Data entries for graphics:

┄┄┄┄┄┄┄┄┄┄

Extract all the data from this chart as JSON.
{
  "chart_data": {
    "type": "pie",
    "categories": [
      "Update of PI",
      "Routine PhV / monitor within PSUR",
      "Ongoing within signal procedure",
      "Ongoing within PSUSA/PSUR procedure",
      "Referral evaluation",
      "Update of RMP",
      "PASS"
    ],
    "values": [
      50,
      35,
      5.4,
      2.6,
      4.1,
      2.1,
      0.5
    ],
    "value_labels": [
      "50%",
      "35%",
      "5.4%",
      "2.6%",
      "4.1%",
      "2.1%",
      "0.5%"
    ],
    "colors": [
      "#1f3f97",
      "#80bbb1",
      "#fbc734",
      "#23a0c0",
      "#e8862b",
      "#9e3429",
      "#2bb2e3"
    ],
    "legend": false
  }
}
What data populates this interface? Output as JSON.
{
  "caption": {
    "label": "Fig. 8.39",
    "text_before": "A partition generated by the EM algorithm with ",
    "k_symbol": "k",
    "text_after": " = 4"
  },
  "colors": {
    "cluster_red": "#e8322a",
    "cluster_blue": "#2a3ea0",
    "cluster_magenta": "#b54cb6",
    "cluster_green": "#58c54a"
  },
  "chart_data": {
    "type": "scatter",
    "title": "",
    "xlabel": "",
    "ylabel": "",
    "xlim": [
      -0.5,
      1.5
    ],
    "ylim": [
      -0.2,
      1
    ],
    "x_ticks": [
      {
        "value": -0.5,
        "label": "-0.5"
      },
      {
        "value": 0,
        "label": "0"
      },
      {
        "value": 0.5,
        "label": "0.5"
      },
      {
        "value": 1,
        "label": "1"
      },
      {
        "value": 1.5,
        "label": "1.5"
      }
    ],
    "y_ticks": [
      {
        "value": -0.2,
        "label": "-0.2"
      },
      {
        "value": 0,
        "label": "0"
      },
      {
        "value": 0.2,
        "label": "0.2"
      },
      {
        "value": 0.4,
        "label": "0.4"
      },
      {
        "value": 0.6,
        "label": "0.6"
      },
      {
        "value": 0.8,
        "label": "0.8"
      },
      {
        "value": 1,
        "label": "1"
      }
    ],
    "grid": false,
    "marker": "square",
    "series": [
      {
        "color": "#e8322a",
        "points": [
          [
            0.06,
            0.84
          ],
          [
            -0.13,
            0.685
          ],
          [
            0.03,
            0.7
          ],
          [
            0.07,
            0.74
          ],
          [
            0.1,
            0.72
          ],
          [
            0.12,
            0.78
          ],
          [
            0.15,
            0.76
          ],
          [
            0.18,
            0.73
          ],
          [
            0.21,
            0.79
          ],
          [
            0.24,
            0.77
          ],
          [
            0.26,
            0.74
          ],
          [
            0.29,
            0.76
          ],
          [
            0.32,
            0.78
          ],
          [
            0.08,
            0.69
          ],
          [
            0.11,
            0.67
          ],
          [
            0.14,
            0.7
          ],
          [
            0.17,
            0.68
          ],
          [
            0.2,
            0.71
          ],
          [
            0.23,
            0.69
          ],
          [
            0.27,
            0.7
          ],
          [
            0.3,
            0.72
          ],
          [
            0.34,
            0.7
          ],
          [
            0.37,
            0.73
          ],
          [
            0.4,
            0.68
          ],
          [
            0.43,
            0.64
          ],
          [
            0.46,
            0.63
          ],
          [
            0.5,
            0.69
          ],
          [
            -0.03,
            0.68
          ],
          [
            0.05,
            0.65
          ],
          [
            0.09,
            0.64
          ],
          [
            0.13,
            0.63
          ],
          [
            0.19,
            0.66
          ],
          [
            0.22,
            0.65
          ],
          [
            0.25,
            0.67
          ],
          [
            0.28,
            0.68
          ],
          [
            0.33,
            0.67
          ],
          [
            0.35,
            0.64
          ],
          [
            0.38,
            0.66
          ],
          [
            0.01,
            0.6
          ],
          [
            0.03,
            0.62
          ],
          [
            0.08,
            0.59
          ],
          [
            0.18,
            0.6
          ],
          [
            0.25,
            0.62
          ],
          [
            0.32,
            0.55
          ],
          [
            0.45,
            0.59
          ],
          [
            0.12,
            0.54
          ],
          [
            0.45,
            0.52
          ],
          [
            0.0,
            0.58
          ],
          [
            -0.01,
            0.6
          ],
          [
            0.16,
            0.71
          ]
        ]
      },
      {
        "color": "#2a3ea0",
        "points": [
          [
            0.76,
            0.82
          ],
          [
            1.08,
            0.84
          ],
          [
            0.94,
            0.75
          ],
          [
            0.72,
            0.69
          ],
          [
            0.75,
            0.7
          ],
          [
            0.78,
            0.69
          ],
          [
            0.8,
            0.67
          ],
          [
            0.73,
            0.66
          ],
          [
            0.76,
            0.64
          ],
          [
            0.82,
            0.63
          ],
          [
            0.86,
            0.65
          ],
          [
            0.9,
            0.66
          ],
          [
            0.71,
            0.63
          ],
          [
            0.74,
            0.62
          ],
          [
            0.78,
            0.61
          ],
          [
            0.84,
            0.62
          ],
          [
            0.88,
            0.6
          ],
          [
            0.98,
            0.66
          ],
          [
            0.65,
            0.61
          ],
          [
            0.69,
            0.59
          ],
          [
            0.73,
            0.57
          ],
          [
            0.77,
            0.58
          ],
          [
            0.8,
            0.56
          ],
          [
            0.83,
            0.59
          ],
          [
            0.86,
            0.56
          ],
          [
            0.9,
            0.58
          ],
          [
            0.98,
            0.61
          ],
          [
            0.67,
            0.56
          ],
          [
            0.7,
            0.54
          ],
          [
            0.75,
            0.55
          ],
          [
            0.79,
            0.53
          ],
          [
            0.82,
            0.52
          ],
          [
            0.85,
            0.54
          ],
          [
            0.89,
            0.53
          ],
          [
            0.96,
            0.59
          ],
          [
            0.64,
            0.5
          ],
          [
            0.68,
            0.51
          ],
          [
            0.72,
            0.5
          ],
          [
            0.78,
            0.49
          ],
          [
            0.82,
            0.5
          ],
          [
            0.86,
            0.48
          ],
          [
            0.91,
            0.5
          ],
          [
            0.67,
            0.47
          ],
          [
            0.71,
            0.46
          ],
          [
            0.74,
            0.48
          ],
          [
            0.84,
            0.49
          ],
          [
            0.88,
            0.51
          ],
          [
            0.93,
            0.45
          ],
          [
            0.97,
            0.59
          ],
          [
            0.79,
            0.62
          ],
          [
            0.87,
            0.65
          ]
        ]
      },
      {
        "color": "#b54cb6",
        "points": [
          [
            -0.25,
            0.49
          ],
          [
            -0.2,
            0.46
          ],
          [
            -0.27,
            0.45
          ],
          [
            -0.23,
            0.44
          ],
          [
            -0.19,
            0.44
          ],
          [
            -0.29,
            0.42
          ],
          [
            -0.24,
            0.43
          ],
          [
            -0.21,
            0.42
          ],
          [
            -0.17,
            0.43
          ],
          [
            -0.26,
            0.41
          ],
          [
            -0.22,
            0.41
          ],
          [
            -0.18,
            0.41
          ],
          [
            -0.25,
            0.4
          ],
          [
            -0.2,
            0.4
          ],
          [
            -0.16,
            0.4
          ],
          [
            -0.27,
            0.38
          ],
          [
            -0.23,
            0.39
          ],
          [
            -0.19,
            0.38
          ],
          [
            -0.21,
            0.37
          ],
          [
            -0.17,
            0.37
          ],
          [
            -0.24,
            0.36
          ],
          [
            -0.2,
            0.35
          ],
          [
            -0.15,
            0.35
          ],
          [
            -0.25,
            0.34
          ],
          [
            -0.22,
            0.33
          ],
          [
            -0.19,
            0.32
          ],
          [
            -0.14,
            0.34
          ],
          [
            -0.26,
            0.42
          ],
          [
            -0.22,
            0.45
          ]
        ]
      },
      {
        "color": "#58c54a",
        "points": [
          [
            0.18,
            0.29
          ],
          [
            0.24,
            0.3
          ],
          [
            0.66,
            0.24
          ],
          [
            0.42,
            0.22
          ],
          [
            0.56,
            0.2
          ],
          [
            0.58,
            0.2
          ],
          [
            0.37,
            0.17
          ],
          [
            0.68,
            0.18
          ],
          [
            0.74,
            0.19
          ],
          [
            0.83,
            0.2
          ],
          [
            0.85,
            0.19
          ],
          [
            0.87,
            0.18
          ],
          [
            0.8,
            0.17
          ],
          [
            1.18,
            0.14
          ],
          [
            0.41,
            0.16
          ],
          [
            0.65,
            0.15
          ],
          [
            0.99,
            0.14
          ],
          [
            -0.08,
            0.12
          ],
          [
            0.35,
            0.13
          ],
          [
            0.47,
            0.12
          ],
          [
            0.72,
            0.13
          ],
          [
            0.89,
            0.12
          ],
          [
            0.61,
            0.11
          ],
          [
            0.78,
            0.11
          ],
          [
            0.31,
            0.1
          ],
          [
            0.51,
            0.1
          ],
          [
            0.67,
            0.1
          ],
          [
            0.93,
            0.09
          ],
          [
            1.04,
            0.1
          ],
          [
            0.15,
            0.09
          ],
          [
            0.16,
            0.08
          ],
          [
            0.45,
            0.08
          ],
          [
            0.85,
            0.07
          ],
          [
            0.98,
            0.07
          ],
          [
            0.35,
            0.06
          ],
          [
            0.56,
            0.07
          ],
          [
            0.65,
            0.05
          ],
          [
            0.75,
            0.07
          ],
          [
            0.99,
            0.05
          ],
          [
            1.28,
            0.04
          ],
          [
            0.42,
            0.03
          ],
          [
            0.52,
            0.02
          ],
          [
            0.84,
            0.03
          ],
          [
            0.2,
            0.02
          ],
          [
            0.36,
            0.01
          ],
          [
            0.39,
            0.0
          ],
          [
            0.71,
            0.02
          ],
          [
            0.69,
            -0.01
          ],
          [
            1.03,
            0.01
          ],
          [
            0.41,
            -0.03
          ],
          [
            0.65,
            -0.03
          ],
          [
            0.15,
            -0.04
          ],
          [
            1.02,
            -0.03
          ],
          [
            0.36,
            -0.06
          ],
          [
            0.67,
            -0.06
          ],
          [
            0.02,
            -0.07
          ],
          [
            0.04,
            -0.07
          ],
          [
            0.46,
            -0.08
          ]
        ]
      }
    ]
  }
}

┄┄┄┄┄┄┄┄┄┄

### Direction
Give the number of lines in the material above that have the word "procedure" in them, and nothing more.

### Completed exercise
2